### GOAL
Return each line of the material verbatim.

### RAW RECORDS
┌──

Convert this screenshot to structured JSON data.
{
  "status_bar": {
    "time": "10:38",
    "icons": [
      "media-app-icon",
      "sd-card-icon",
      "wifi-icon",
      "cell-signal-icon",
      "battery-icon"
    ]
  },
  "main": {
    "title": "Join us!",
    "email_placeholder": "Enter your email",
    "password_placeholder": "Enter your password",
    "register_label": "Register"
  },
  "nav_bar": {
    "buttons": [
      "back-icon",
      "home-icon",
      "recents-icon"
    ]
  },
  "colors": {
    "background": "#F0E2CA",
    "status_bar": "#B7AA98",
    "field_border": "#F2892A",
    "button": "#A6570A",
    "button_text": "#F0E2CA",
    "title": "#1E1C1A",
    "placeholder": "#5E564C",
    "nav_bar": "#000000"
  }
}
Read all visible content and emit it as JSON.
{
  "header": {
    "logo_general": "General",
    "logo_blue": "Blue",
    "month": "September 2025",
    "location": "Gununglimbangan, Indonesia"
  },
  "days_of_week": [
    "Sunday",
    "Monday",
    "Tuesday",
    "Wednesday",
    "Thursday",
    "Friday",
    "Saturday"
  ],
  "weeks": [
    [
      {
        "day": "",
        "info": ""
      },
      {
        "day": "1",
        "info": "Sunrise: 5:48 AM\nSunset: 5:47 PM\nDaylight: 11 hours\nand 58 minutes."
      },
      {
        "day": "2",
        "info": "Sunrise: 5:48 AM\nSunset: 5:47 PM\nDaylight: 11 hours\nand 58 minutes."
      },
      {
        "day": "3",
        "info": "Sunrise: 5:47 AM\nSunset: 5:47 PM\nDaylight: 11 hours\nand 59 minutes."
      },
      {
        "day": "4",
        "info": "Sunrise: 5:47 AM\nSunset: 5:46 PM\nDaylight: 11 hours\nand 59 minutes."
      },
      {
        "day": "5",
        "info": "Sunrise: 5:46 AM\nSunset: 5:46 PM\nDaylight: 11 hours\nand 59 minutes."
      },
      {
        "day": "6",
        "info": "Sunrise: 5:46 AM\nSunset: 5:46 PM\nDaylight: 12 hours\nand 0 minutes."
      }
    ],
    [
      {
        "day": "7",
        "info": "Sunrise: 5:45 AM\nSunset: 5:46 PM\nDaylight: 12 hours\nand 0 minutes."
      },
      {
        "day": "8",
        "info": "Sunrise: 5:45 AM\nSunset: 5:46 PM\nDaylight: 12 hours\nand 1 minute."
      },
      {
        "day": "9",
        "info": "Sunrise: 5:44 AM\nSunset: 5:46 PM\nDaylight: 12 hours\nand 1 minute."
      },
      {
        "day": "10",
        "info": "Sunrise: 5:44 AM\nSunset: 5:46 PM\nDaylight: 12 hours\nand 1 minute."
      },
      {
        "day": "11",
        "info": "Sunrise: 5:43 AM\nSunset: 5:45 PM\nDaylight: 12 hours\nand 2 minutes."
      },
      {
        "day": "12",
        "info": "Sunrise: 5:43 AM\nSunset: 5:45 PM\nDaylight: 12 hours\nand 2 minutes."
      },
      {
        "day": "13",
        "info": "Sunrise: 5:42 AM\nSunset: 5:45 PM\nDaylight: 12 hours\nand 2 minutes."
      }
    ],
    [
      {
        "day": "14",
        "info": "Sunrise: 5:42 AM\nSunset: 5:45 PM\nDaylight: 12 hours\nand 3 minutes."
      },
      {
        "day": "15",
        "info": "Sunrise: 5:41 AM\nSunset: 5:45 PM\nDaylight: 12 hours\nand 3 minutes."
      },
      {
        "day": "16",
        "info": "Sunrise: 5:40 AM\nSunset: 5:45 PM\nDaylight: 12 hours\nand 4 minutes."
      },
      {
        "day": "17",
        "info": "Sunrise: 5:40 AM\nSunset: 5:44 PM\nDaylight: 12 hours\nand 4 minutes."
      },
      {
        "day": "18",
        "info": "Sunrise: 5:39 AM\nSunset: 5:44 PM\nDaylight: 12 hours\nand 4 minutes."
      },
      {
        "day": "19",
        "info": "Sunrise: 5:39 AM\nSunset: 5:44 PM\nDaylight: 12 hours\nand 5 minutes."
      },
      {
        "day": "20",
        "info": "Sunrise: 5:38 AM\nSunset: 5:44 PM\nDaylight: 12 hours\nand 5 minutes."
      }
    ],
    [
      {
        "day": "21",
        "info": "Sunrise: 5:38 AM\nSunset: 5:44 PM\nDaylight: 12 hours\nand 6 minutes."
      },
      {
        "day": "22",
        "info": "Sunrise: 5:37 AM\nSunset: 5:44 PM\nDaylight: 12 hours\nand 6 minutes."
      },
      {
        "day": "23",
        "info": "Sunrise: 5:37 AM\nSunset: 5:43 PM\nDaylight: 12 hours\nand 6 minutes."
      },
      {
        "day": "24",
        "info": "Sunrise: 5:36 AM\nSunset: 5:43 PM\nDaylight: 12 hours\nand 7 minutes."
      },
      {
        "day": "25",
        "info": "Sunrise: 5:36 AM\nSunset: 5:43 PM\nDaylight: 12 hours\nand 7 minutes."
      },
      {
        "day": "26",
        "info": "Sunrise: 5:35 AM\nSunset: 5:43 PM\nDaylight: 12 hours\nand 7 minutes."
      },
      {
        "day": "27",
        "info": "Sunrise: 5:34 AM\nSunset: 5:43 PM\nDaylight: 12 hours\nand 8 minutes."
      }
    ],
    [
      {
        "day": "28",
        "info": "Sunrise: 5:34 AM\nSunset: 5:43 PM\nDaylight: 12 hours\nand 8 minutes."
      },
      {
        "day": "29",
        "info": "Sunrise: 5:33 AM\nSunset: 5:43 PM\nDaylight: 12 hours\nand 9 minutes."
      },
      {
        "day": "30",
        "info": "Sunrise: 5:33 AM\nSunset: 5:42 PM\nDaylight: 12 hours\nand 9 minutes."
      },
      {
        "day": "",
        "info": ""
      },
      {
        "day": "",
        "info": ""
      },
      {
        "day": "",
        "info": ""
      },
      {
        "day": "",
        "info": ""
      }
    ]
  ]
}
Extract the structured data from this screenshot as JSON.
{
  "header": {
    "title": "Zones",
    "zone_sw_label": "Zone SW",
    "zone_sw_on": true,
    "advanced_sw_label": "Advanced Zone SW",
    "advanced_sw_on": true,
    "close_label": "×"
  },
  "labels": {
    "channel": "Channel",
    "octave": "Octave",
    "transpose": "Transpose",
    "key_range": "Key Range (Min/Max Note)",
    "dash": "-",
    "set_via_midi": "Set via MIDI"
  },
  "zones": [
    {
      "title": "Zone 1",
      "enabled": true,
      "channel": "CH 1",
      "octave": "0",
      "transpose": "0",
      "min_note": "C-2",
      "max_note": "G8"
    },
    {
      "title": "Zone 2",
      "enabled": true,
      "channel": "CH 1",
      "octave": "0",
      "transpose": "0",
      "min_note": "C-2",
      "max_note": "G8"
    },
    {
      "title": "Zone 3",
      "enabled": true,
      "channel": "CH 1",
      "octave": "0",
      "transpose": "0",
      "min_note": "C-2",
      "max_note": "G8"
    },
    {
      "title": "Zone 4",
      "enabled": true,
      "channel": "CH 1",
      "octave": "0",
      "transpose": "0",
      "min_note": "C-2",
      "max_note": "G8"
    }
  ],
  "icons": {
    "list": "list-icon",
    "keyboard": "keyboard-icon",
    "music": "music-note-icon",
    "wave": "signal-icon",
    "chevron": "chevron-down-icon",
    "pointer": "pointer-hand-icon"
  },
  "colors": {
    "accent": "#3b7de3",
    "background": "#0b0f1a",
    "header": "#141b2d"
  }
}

└──

### CORRECT ANSWER
Convert this screenshot to structured JSON data.
{
  "status_bar": {
    "time": "10:38",
    "icons": [
      "media-app-icon",
      "sd-card-icon",
      "wifi-icon",
      "cell-signal-icon",
      "battery-icon"
    ]
  },
  "main": {
    "title": "Join us!",
    "email_placeholder": "Enter your email",
    "password_placeholder": "Enter your password",
    "register_label": "Register"
  },
  "nav_bar": {
    "buttons": [
      "back-icon",
      "home-icon",
      "recents-icon"
    ]
  },
  "colors": {
    "background": "#F0E2CA",
    "status_bar": "#B7AA98",
    "field_border": "#F2892A",
    "button": "#A6570A",
    "button_text": "#F0E2CA",
    "title": "#1E1C1A",
    "placeholder": "#5E564C",
    "nav_bar": "#000000"
  }
}
Read all visible content and emit it as JSON.
{
  "header": {
    "logo_general": "General",
    "logo_blue": "Blue",
    "month": "September 2025",
    "location": "Gununglimbangan, Indonesia"
  },
  "days_of_week": [
    "Sunday",
    "Monday",
    "Tuesday",
    "Wednesday",
    "Thursday",
    "Friday",
    "Saturday"
  ],
  "weeks": [
    [
      {
        "day": "",
        "info": ""
      },
      {
        "day": "1",
        "info": "Sunrise: 5:48 AM\nSunset: 5:47 PM\nDaylight: 11 hours\nand 58 minutes."
      },
      {
        "day": "2",
        "info": "Sunrise: 5:48 AM\nSunset: 5:47 PM\nDaylight: 11 hours\nand 58 minutes."
      },
      {
        "day": "3",
        "info": "Sunrise: 5:47 AM\nSunset: 5:47 PM\nDaylight: 11 hours\nand 59 minutes."
      },
      {
        "day": "4",
        "info": "Sunrise: 5:47 AM\nSunset: 5:46 PM\nDaylight: 11 hours\nand 59 minutes."
      },
      {
        "day": "5",
        "info": "Sunrise: 5:46 AM\nSunset: 5:46 PM\nDaylight: 11 hours\nand 59 minutes."
      },
      {
        "day": "6",
        "info": "Sunrise: 5:46 AM\nSunset: 5:46 PM\nDaylight: 12 hours\nand 0 minutes."
      }
    ],
    [
      {
        "day": "7",
        "info": "Sunrise: 5:45 AM\nSunset: 5:46 PM\nDaylight: 12 hours\nand 0 minutes."
      },
      {
        "day": "8",
        "info": "Sunrise: 5:45 AM\nSunset: 5:46 PM\nDaylight: 12 hours\nand 1 minute."
      },
      {
        "day": "9",
        "info": "Sunrise: 5:44 AM\nSunset: 5:46 PM\nDaylight: 12 hours\nand 1 minute."
      },
      {
        "day": "10",
        "info": "Sunrise: 5:44 AM\nSunset: 5:46 PM\nDaylight: 12 hours\nand 1 minute."
      },
      {
        "day": "11",
        "info": "Sunrise: 5:43 AM\nSunset: 5:45 PM\nDaylight: 12 hours\nand 2 minutes."
      },
      {
        "day": "12",
        "info": "Sunrise: 5:43 AM\nSunset: 5:45 PM\nDaylight: 12 hours\nand 2 minutes."
      },
      {
        "day": "13",
        "info": "Sunrise: 5:42 AM\nSunset: 5:45 PM\nDaylight: 12 hours\nand 2 minutes."
      }
    ],
    [
      {
        "day": "14",
        "info": "Sunrise: 5:42 AM\nSunset: 5:45 PM\nDaylight: 12 hours\nand 3 minutes."
      },
      {
        "day": "15",
        "info": "Sunrise: 5:41 AM\nSunset: 5:45 PM\nDaylight: 12 hours\nand 3 minutes."
      },
      {
        "day": "16",
        "info": "Sunrise: 5:40 AM\nSunset: 5:45 PM\nDaylight: 12 hours\nand 4 minutes."
      },
      {
        "day": "17",
        "info": "Sunrise: 5:40 AM\nSunset: 5:44 PM\nDaylight: 12 hours\nand 4 minutes."
      },
      {
        "day": "18",
        "info": "Sunrise: 5:39 AM\nSunset: 5:44 PM\nDaylight: 12 hours\nand 4 minutes."
      },
      {
        "day": "19",
        "info": "Sunrise: 5:39 AM\nSunset: 5:44 PM\nDaylight: 12 hours\nand 5 minutes."
      },
      {
        "day": "20",
        "info": "Sunrise: 5:38 AM\nSunset: 5:44 PM\nDaylight: 12 hours\nand 5 minutes."
      }
    ],
    [
      {
        "day": "21",
        "info": "Sunrise: 5:38 AM\nSunset: 5:44 PM\nDaylight: 12 hours\nand 6 minutes."
      },
      {
        "day": "22",
        "info": "Sunrise: 5:37 AM\nSunset: 5:44 PM\nDaylight: 12 hours\nand 6 minutes."
      },
      {
        "day": "23",
        "info": "Sunrise: 5:37 AM\nSunset: 5:43 PM\nDaylight: 12 hours\nand 6 minutes."
      },
      {
        "day": "24",
        "info": "Sunrise: 5:36 AM\nSunset: 5:43 PM\nDaylight: 12 hours\nand 7 minutes."
      },
      {
        "day": "25",
        "info": "Sunrise: 5:36 AM\nSunset: 5:43 PM\nDaylight: 12 hours\nand 7 minutes."
      },
      {
        "day": "26",
        "info": "Sunrise: 5:35 AM\nSunset: 5:43 PM\nDaylight: 12 hours\nand 7 minutes."
      },
      {
        "day": "27",
        "info": "Sunrise: 5:34 AM\nSunset: 5:43 PM\nDaylight: 12 hours\nand 8 minutes."
      }
    ],
    [
      {
        "day": "28",
        "info": "Sunrise: 5:34 AM\nSunset: 5:43 PM\nDaylight: 12 hours\nand 8 minutes."
      },
      {
        "day": "29",
        "info": "Sunrise: 5:33 AM\nSunset: 5:43 PM\nDaylight: 12 hours\nand 9 minutes."
      },
      {
        "day": "30",
        "info": "Sunrise: 5:33 AM\nSunset: 5:42 PM\nDaylight: 12 hours\nand 9 minutes."
      },
      {
        "day": "",
        "info": ""
      },
      {
        "day": "",
        "info": ""
      },
      {
        "day": "",
        "info": ""
      },
      {
        "day": "",
        "info": ""
      }
    ]
  ]
}
Extract the structured data from this screenshot as JSON.
{
  "header": {
    "title": "Zones",
    "zone_sw_label": "Zone SW",
    "zone_sw_on": true,
    "advanced_sw_label": "Advanced Zone SW",
    "advanced_sw_on": true,
    "close_label": "×"
  },
  "labels": {
    "channel": "Channel",
    "octave": "Octave",
    "transpose": "Transpose",
    "key_range": "Key Range (Min/Max Note)",
    "dash": "-",
    "set_via_midi": "Set via MIDI"
  },
  "zones": [
    {
      "title": "Zone 1",
      "enabled": true,
      "channel": "CH 1",
      "octave": "0",
      "transpose": "0",
      "min_note": "C-2",
      "max_note": "G8"
    },
    {
      "title": "Zone 2",
      "enabled": true,
      "channel": "CH 1",
      "octave": "0",
      "transpose": "0",
      "min_note": "C-2",
      "max_note": "G8"
    },
    {
      "title": "Zone 3",
      "enabled": true,
      "channel": "CH 1",
      "octave": "0",
      "transpose": "0",
      "min_note": "C-2",
      "max_note": "G8"
    },
    {
      "title": "Zone 4",
      "enabled": true,
      "channel": "CH 1",
      "octave": "0",
      "transpose": "0",
      "min_note": "C-2",
      "max_note": "G8"
    }
  ],
  "icons": {
    "list": "list-icon",
    "keyboard": "keyboard-icon",
    "music": "music-note-icon",
    "wave": "signal-icon",
    "chevron": "chevron-down-icon",
    "pointer": "pointer-hand-icon"
  },
  "colors": {
    "accent": "#3b7de3",
    "background": "#0b0f1a",
    "header": "#141b2d"
  }
}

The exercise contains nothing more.